- **Exercise description**
Below are the records; locate each line with the word "title" and copy it.

- **Data provided**
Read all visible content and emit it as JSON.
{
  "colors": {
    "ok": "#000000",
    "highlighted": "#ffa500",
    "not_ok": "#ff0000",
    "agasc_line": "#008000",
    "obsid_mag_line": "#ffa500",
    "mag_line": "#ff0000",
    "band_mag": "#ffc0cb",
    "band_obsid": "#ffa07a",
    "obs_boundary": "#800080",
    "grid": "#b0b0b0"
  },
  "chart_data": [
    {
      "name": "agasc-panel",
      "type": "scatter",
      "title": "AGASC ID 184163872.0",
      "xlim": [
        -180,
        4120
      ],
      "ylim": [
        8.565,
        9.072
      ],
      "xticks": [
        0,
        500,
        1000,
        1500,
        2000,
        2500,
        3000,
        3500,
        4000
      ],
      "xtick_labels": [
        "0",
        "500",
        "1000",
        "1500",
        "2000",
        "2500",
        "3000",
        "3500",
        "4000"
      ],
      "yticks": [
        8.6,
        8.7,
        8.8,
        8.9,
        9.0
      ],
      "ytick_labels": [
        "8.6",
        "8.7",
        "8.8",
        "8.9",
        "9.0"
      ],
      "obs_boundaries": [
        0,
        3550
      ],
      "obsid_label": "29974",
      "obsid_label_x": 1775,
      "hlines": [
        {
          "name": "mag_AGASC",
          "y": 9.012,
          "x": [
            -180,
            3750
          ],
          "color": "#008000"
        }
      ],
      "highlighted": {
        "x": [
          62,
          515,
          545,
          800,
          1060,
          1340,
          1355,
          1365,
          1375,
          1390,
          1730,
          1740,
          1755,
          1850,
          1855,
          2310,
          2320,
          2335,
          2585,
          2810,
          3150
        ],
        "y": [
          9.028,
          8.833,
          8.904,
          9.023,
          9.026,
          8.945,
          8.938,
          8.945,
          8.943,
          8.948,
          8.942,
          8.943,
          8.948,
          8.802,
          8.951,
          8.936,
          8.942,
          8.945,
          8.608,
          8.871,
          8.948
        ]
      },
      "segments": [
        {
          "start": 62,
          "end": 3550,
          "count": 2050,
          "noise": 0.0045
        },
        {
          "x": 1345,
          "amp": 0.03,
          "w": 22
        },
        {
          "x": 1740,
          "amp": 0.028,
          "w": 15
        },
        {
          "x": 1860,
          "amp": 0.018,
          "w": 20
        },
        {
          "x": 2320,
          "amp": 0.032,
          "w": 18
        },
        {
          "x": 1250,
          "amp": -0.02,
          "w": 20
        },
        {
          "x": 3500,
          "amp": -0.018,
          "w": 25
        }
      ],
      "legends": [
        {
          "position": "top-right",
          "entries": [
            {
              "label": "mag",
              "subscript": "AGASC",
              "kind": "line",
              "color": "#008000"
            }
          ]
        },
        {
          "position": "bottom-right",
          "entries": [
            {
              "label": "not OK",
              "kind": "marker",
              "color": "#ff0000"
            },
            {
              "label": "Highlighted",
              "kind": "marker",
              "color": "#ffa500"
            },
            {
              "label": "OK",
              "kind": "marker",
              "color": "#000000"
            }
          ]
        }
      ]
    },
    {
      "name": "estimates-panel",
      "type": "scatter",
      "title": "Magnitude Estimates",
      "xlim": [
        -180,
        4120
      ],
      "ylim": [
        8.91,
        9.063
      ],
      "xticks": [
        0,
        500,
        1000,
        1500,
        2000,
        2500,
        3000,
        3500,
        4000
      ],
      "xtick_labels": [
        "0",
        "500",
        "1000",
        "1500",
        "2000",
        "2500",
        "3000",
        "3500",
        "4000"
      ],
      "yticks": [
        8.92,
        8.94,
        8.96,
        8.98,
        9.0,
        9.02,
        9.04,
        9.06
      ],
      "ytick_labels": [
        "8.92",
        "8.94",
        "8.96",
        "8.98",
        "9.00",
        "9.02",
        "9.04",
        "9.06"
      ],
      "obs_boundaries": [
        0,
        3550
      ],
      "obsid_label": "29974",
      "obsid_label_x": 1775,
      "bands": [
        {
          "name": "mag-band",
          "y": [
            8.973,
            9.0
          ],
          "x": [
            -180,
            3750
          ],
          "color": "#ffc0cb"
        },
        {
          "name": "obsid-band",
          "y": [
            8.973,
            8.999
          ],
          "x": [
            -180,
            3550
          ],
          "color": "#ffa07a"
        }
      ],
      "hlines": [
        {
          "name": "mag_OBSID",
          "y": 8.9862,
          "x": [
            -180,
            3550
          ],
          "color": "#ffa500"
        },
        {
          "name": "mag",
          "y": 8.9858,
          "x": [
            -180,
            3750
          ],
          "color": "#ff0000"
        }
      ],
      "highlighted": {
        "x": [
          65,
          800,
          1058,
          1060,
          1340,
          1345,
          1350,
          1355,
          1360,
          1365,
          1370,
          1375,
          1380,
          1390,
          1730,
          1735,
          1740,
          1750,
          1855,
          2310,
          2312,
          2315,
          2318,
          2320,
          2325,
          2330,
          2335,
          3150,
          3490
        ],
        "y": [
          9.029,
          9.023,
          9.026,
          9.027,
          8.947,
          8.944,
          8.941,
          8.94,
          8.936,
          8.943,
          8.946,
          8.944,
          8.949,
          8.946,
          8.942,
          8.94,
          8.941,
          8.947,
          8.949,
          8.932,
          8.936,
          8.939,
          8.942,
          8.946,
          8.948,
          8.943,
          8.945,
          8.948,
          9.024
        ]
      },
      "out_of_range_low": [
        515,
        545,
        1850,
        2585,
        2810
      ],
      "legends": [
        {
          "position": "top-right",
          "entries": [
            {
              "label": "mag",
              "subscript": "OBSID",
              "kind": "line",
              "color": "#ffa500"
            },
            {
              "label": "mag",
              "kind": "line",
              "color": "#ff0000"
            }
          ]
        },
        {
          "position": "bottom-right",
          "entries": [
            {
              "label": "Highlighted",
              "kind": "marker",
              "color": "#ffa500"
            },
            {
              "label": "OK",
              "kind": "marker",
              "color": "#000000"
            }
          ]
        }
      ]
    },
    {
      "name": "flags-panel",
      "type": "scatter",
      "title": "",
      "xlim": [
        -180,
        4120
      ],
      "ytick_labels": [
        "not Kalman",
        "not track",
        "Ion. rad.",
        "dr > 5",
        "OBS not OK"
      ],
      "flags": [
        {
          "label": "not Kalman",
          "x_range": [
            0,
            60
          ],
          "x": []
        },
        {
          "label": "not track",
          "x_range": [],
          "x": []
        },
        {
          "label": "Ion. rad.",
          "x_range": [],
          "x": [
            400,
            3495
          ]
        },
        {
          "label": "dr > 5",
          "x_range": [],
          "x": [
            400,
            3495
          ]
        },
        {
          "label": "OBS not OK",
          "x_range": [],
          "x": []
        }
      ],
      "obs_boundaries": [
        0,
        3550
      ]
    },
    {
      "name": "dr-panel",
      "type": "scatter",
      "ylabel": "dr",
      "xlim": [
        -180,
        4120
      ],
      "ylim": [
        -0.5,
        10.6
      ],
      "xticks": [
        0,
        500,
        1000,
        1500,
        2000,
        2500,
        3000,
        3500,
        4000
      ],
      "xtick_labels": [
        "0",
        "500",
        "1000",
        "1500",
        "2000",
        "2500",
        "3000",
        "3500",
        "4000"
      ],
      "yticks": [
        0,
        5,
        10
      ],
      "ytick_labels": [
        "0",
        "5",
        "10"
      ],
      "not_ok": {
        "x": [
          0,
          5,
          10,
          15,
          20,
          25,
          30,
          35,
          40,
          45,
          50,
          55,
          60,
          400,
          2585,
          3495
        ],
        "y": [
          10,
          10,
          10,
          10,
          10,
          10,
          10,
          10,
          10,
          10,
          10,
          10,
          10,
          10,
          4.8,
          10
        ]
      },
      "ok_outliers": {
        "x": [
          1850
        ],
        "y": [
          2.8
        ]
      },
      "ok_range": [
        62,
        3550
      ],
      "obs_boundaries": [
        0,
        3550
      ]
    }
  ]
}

- **Answer for this exercise**
      "title": "AGASC ID 184163872.0",
      "title": "Magnitude Estimates",
      "title": "",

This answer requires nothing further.